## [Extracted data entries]
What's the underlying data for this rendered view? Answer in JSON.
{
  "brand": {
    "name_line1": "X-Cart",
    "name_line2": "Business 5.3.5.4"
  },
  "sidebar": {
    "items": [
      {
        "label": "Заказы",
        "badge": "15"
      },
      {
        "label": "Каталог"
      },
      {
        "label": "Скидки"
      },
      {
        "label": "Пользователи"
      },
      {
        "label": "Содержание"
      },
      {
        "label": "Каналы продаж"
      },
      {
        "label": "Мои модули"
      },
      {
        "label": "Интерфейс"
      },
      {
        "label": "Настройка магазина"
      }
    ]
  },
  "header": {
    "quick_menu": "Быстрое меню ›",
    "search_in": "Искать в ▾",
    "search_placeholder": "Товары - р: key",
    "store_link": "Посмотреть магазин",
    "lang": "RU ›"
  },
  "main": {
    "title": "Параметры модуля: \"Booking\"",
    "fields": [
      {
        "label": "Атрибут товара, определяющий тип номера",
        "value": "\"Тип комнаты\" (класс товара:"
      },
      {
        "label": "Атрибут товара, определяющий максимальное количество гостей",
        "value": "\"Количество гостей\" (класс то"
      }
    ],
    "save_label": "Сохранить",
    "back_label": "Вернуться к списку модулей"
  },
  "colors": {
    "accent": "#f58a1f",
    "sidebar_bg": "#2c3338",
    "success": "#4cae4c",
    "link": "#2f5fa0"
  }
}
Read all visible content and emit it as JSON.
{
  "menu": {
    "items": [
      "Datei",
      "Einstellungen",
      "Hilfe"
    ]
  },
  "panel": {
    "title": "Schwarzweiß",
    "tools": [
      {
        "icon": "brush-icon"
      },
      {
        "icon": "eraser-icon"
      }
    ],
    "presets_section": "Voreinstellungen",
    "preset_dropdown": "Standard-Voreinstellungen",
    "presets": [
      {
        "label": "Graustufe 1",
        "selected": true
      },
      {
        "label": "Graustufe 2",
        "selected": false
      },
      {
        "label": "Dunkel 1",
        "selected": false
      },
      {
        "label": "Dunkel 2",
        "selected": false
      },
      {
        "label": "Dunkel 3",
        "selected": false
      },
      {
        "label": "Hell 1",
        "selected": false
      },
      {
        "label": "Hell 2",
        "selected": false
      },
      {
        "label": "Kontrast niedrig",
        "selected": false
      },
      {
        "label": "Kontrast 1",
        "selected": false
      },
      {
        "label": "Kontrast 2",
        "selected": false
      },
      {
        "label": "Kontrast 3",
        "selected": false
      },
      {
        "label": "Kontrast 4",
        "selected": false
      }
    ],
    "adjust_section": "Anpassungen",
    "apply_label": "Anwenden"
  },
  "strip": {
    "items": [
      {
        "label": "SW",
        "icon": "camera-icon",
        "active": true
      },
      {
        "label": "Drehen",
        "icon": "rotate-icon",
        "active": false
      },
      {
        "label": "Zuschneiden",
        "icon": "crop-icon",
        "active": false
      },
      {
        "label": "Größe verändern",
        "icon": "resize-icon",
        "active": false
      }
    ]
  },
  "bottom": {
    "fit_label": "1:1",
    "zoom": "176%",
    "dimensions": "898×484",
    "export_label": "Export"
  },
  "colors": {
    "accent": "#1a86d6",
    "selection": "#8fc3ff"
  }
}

## [What you are asked to do]
Quote each line of the listing above exactly.

## [Response to the task]
What's the underlying data for this rendered view? Answer in JSON.
{
  "brand": {
    "name_line1": "X-Cart",
    "name_line2": "Business 5.3.5.4"
  },
  "sidebar": {
    "items": [
      {
        "label": "Заказы",
        "badge": "15"
      },
      {
        "label": "Каталог"
      },
      {
        "label": "Скидки"
      },
      {
        "label": "Пользователи"
      },
      {
        "label": "Содержание"
      },
      {
        "label": "Каналы продаж"
      },
      {
        "label": "Мои модули"
      },
      {
        "label": "Интерфейс"
      },
      {
        "label": "Настройка магазина"
      }
    ]
  },
  "header": {
    "quick_menu": "Быстрое меню ›",
    "search_in": "Искать в ▾",
    "search_placeholder": "Товары - р: key",
    "store_link": "Посмотреть магазин",
    "lang": "RU ›"
  },
  "main": {
    "title": "Параметры модуля: \"Booking\"",
    "fields": [
      {
        "label": "Атрибут товара, определяющий тип номера",
        "value": "\"Тип комнаты\" (класс товара:"
      },
      {
        "label": "Атрибут товара, определяющий максимальное количество гостей",
        "value": "\"Количество гостей\" (класс то"
      }
    ],
    "save_label": "Сохранить",
    "back_label": "Вернуться к списку модулей"
  },
  "colors": {
    "accent": "#f58a1f",
    "sidebar_bg": "#2c3338",
    "success": "#4cae4c",
    "link": "#2f5fa0"
  }
}
Read all visible content and emit it as JSON.
{
  "menu": {
    "items": [
      "Datei",
      "Einstellungen",
      "Hilfe"
    ]
  },
  "panel": {
    "title": "Schwarzweiß",
    "tools": [
      {
        "icon": "brush-icon"
      },
      {
        "icon": "eraser-icon"
      }
    ],
    "presets_section": "Voreinstellungen",
    "preset_dropdown": "Standard-Voreinstellungen",
    "presets": [
      {
        "label": "Graustufe 1",
        "selected": true
      },
      {
        "label": "Graustufe 2",
        "selected": false
      },
      {
        "label": "Dunkel 1",
        "selected": false
      },
      {
        "label": "Dunkel 2",
        "selected": false
      },
      {
        "label": "Dunkel 3",
        "selected": false
      },
      {
        "label": "Hell 1",
        "selected": false
      },
      {
        "label": "Hell 2",
        "selected": false
      },
      {
        "label": "Kontrast niedrig",
        "selected": false
      },
      {
        "label": "Kontrast 1",
        "selected": false
      },
      {
        "label": "Kontrast 2",
        "selected": false
      },
      {
        "label": "Kontrast 3",
        "selected": false
      },
      {
        "label": "Kontrast 4",
        "selected": false
      }
    ],
    "adjust_section": "Anpassungen",
    "apply_label": "Anwenden"
  },
  "strip": {
    "items": [
      {
        "label": "SW",
        "icon": "camera-icon",
        "active": true
      },
      {
        "label": "Drehen",
        "icon": "rotate-icon",
        "active": false
      },
      {
        "label": "Zuschneiden",
        "icon": "crop-icon",
        "active": false
      },
      {
        "label": "Größe verändern",
        "icon": "resize-icon",
        "active": false
      }
    ]
  },
  "bottom": {
    "fit_label": "1:1",
    "zoom": "176%",
    "dimensions": "898×484",
    "export_label": "Export"
  },
  "colors": {
    "accent": "#1a86d6",
    "selection": "#8fc3ff"
  }
}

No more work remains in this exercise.